Source »
========================================================================

The incessant in-fighting and personal financial turmoil took its toll
of Hassler's spirit. He wrote to his old friend, former President James
Madison, on July 27, 1835: "Either I must find some station in this country,
affording me means of a decent livelihood, and the establishment of my
family, or I am compelled to the painful necessity to leave again this
country, after I have spent in it the best thirty years of my life, in
the attempt of rendering myself useful.... I have also lost all my property
(which in my native country Switzerland would have constituted a reasonable
independence) by the sacrifices which I have made & losses which I
have incurred in the Coast Survey."(47)
Although Hassler claimed that "Difficulties never subdued me in my life",
it seemed that he was reaching the end of his resources.
However, other than the few acrimonious exchanges with Woodbury concerning
compensation, all of his correspondence in 1835 on Weights and Measures
was remarkably optimistic. Here Hassler is seen at his best, immersing
himself in a challenging scientific project requiring initiative, inventiveness,
and persistence. Hassler demonstrated his talents as a chemist and metallurgist
in the construction of the weight and length standards. He required brass,
a mixture of copper and zinc, of very high purity to achieve the proper
specific gravity of the metal and to retard the effects of oxidation. As
the zinc used in the United States was imported and of uncertain purity,
Hassler hit upon the idea of refining the zinc minerals found at Perkiomen,
Pennsylvania. These minerals were at that time a nuisance, as they were
thrown away "as a refuse from the other ores from which the mine was worked."(48)

========================================================================

Data »
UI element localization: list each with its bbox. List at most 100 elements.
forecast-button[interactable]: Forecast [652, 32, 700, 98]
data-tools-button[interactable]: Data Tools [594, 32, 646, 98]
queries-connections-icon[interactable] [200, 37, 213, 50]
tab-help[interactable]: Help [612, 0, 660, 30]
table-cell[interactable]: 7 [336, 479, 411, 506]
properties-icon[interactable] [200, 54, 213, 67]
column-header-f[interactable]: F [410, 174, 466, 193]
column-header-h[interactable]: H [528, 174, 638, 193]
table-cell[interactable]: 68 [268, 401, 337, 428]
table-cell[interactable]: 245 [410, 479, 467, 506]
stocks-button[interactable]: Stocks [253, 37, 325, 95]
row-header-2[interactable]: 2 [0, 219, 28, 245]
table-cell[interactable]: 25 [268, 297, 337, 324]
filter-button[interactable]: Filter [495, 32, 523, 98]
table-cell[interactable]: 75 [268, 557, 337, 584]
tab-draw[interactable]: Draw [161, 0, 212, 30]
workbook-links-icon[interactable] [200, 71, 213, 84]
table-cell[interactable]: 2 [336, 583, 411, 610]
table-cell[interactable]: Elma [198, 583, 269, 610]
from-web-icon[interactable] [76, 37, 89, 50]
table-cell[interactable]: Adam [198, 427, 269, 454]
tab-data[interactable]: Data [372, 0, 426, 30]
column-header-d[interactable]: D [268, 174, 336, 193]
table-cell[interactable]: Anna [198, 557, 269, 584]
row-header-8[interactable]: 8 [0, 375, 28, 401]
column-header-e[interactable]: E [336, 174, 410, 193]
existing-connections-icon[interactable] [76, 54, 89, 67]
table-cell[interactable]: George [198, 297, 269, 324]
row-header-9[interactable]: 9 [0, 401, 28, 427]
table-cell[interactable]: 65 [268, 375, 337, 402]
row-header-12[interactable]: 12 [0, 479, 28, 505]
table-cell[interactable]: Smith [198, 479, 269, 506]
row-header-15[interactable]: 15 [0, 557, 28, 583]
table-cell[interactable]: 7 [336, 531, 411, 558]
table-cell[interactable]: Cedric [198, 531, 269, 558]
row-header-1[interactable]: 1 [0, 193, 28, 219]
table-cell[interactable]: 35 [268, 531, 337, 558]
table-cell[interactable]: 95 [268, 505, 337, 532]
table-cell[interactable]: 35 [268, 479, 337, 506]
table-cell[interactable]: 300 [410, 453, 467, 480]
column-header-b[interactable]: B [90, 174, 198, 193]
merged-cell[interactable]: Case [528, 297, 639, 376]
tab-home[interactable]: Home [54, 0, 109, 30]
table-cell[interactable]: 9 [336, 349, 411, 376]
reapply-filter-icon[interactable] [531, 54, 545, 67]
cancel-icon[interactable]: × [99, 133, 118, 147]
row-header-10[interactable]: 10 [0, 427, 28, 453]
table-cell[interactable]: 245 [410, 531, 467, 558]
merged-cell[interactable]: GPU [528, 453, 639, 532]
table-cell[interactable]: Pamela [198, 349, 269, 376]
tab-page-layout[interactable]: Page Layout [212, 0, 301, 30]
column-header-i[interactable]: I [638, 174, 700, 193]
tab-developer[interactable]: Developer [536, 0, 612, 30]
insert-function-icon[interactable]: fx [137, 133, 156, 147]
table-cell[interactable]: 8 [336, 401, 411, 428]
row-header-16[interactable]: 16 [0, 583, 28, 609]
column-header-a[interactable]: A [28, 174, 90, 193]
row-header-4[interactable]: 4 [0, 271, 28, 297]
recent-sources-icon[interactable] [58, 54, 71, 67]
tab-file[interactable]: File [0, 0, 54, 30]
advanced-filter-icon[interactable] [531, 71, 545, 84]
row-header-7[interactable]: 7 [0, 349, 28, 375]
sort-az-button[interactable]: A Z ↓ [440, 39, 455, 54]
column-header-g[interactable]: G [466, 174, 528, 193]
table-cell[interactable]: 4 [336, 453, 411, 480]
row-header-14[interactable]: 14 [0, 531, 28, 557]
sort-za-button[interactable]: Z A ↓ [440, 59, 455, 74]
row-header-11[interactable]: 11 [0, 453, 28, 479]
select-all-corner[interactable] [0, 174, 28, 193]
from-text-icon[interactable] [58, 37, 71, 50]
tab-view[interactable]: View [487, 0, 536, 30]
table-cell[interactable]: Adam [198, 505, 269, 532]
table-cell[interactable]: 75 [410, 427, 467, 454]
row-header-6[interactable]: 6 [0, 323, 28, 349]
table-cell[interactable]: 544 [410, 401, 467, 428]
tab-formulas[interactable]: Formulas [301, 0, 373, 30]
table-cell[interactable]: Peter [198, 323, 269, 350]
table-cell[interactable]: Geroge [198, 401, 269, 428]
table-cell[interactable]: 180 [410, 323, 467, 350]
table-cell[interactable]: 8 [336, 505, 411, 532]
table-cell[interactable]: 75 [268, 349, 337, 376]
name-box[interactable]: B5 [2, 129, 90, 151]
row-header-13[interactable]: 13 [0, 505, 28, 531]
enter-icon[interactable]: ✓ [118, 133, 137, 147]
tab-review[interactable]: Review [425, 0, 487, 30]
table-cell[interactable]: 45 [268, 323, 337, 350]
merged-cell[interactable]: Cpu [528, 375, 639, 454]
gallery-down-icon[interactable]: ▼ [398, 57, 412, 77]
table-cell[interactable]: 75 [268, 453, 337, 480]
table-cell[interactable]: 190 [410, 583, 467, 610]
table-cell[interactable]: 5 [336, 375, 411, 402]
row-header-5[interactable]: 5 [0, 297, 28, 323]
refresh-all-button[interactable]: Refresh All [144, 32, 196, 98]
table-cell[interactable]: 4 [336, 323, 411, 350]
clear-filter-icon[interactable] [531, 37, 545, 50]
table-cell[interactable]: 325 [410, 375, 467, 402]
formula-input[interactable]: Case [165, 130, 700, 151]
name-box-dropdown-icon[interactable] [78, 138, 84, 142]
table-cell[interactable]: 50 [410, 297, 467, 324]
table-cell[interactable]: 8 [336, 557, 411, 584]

========================================================================

Problem requirements » Can you rewrite the paragraph of the Hassler passage that begins "The incessant in-fighting" more briefly while keeping its main facts? Draw only on the Hassler passage, not on the entries.

Answer to the problem » Constant in-fighting and money troubles wore Hassler down. On July 27, 1835, he wrote to his old friend, former President James Madison, that he had to find a post offering a decent living and a settled home for his family. Otherwise he would have to leave the country where he had spent thirty years trying to be useful. He added that his sacrifices and losses in the Coast Survey had cost him all his property, which in Switzerland would have given him reasonable independence.